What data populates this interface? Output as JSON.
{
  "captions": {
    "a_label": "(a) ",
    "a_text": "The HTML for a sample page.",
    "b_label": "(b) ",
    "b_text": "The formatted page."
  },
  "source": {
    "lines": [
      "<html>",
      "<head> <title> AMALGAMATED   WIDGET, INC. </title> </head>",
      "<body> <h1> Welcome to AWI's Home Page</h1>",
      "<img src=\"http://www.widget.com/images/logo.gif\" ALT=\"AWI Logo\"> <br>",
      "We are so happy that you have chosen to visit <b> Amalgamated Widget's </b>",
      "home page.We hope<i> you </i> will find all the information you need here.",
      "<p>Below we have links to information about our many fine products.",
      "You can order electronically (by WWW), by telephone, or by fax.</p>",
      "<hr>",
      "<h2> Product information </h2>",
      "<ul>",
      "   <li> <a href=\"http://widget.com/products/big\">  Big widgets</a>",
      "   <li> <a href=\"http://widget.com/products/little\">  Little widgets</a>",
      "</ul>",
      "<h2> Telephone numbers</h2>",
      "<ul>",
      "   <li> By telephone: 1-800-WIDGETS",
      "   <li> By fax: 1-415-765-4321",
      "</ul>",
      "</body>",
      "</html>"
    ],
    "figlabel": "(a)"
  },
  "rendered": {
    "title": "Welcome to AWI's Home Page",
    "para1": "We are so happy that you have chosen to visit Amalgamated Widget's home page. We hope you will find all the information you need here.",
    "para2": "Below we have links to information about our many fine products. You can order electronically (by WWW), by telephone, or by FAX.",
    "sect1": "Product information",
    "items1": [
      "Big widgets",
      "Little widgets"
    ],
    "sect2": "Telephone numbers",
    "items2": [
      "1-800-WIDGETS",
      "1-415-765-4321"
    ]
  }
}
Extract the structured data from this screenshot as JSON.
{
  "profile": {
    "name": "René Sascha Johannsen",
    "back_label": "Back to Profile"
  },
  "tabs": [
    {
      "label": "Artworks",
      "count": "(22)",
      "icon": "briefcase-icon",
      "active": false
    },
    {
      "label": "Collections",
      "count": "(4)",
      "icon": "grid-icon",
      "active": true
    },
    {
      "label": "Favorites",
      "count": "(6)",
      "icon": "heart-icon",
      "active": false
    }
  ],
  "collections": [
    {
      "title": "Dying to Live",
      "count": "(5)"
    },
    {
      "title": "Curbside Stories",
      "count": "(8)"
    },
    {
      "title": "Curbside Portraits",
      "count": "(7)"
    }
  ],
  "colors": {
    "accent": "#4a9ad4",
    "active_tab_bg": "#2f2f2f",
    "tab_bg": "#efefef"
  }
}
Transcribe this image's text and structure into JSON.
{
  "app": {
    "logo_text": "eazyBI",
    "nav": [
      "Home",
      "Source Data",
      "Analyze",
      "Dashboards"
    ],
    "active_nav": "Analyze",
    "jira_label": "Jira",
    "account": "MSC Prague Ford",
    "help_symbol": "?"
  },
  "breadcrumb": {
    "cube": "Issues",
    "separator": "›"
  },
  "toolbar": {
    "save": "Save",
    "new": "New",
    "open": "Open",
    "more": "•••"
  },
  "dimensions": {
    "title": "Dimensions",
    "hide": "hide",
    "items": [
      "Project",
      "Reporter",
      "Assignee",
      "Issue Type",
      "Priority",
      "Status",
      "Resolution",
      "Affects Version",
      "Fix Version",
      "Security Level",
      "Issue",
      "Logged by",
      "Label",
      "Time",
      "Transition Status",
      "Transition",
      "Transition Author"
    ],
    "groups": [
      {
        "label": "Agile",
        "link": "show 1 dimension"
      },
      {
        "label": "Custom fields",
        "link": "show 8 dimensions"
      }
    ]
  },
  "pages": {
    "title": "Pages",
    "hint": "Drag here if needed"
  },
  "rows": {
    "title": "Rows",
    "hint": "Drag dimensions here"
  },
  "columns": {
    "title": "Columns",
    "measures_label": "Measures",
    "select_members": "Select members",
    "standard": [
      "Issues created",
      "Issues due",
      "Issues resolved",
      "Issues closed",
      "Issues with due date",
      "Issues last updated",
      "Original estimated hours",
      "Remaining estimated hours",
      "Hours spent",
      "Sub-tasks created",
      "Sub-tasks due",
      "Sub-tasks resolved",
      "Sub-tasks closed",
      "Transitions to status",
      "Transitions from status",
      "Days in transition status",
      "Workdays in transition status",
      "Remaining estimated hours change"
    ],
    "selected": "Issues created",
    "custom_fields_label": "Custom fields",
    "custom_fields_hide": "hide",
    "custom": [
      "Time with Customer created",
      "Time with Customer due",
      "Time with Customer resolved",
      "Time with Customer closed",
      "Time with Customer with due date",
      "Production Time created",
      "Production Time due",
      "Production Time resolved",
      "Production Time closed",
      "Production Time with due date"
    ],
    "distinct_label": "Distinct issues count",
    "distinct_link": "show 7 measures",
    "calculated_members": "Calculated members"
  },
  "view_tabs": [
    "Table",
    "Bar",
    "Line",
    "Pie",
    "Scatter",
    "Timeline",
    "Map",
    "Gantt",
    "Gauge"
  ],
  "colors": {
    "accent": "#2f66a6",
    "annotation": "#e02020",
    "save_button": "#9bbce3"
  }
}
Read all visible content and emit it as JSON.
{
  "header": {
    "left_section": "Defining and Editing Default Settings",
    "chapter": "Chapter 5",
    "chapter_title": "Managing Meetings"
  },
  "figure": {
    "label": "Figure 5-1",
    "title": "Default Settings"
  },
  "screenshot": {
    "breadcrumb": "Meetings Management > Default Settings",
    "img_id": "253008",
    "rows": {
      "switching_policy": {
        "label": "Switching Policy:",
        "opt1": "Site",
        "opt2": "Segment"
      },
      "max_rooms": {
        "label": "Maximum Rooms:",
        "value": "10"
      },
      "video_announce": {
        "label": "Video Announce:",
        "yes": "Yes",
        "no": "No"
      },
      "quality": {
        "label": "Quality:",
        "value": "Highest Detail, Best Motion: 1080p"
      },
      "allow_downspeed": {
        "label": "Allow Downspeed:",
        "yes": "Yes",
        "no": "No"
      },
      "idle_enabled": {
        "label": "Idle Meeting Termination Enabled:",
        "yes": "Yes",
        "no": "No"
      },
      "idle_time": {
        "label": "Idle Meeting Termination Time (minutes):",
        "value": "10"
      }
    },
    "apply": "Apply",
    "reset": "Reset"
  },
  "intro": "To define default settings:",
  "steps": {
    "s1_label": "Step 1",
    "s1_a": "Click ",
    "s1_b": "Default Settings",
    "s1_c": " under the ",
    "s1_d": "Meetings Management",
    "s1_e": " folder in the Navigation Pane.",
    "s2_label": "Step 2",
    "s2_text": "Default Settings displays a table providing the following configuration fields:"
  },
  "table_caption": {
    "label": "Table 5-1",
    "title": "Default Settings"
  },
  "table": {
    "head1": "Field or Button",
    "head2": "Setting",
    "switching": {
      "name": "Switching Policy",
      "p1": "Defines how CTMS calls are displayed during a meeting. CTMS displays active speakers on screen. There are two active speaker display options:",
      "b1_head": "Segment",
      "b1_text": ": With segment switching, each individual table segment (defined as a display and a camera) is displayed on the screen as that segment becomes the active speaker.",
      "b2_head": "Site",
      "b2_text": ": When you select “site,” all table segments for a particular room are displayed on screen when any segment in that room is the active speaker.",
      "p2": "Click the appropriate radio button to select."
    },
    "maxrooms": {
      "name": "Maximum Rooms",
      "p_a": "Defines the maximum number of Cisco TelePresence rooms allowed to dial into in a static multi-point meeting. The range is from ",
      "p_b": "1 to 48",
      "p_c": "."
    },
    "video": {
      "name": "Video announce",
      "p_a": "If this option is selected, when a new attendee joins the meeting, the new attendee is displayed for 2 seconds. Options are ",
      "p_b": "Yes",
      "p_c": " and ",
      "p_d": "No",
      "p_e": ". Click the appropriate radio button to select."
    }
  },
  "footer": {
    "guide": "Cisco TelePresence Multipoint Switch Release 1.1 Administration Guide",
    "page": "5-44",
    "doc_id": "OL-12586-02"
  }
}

####

*What needs to be done*
Of the lines above, how many hold the word "Defines"? Say the number alone.

*Worked solution*
2